(CHALLENGE) Give a count of the lines below that have the string "Land" in them, with no other words.

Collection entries

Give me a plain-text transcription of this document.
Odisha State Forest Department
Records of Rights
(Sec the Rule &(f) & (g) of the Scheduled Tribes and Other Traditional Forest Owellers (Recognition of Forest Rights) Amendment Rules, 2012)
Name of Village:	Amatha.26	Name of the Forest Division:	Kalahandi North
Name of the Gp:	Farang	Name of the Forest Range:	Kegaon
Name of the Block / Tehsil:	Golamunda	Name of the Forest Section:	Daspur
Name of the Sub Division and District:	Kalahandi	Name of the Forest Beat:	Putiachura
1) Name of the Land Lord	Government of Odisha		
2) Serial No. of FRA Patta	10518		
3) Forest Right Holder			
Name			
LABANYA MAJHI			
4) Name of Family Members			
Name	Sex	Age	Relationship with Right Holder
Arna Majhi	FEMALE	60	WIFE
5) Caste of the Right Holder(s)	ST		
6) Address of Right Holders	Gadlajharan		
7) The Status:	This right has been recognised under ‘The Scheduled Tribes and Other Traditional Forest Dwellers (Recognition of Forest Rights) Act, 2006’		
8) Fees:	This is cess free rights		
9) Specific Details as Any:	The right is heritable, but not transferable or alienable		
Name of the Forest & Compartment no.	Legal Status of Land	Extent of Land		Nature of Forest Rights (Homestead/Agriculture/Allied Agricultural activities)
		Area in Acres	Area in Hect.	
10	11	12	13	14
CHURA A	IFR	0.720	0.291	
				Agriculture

(FULL RESPONSE) 2